## MATERIAL SUPPLIED
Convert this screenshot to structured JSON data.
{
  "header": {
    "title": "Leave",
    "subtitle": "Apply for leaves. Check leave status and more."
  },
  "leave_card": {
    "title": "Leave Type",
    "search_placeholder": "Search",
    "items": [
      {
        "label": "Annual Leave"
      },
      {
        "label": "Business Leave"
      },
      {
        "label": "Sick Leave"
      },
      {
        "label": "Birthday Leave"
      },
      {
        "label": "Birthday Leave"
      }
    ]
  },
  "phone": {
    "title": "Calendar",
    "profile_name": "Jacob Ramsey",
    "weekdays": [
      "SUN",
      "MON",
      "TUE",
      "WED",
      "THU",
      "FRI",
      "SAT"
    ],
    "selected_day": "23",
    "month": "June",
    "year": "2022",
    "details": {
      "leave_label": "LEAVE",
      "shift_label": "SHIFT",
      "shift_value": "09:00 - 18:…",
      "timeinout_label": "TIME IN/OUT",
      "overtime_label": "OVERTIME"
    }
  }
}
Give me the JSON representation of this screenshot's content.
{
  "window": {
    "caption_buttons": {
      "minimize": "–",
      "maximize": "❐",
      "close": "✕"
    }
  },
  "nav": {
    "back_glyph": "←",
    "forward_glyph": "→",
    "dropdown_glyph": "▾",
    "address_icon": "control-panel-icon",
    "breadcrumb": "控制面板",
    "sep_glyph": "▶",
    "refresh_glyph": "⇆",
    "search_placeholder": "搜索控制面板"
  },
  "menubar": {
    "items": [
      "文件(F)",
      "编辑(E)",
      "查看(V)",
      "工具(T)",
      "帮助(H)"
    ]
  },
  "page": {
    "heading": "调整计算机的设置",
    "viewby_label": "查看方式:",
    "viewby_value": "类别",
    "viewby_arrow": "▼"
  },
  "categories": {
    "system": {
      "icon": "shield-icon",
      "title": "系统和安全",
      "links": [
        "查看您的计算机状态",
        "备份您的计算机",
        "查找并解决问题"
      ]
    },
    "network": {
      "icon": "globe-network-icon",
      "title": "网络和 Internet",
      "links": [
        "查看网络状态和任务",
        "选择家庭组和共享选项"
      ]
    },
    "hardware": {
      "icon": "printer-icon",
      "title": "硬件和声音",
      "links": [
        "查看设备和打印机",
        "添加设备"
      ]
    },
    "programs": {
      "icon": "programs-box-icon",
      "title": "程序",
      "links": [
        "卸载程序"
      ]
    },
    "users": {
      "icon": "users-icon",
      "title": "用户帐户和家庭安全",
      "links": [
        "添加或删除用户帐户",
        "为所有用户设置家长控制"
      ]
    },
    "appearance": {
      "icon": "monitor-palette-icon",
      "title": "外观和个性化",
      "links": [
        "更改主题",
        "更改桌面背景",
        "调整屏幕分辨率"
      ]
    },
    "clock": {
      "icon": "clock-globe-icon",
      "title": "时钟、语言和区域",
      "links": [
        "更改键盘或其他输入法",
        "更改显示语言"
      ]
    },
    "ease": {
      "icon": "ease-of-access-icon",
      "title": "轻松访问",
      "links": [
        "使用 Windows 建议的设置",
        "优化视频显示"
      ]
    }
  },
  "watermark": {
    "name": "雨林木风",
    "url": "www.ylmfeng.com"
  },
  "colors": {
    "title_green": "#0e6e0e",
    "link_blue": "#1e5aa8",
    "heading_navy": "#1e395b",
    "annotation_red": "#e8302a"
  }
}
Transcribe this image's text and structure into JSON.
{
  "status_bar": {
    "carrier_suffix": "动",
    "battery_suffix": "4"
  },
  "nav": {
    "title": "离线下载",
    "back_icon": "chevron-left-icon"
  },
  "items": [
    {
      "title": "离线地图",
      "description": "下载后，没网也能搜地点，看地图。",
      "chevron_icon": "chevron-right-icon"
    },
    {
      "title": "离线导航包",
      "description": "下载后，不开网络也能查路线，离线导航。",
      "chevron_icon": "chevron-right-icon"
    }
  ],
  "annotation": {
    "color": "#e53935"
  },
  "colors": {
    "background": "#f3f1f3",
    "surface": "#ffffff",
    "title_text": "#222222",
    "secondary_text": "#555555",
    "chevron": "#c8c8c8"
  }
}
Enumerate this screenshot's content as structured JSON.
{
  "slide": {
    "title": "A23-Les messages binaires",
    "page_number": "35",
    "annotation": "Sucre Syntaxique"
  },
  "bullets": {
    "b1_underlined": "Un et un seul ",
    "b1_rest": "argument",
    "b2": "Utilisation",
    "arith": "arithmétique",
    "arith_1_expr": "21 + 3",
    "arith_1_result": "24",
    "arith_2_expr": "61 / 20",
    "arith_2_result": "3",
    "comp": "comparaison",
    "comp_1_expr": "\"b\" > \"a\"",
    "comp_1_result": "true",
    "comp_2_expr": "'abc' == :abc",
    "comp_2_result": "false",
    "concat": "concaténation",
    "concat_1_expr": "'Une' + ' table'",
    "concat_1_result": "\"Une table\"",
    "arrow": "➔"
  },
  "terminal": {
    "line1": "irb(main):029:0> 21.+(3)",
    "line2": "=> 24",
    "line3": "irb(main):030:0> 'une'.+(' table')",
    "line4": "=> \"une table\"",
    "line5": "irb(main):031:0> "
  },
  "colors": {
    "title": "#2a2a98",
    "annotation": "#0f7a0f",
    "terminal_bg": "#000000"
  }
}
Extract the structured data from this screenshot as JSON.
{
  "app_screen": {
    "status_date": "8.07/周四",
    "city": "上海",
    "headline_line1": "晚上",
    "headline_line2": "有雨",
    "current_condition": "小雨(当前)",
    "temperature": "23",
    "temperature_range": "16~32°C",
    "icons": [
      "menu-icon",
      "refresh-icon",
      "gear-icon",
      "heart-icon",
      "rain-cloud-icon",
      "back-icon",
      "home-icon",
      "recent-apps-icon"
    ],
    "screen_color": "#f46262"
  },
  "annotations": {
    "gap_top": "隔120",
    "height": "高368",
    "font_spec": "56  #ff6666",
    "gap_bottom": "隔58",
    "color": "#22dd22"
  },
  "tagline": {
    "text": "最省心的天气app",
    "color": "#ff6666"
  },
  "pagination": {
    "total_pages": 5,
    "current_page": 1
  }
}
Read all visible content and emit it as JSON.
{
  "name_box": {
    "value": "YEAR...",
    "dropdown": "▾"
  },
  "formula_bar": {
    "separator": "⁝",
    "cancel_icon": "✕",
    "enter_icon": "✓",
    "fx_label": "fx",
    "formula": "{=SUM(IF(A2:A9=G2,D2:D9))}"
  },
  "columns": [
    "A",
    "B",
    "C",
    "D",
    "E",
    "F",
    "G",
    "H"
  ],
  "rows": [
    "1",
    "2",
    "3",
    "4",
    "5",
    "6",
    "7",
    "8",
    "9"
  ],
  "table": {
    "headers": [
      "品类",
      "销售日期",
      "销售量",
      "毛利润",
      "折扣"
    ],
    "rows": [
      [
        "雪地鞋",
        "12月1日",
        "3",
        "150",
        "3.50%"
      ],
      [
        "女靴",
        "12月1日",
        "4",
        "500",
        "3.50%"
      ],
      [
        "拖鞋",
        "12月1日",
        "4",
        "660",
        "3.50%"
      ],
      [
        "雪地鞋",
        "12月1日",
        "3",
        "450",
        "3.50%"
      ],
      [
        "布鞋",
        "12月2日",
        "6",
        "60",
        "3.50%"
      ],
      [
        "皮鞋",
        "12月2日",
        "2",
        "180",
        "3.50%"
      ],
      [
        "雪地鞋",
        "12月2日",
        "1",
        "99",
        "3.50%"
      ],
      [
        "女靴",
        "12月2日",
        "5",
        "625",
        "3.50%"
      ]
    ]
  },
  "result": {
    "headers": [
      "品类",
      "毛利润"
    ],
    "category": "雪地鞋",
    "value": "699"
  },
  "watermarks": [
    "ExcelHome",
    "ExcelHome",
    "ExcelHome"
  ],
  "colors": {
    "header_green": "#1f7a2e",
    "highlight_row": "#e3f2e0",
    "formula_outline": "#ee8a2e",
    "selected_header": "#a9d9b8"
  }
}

## EXERCISE DETAILS
From the entries above, copy each line holding "description".

## RESULT BELOW
      "description": "下载后，没网也能搜地点，看地图。",
      "description": "下载后，不开网络也能查路线，离线导航。",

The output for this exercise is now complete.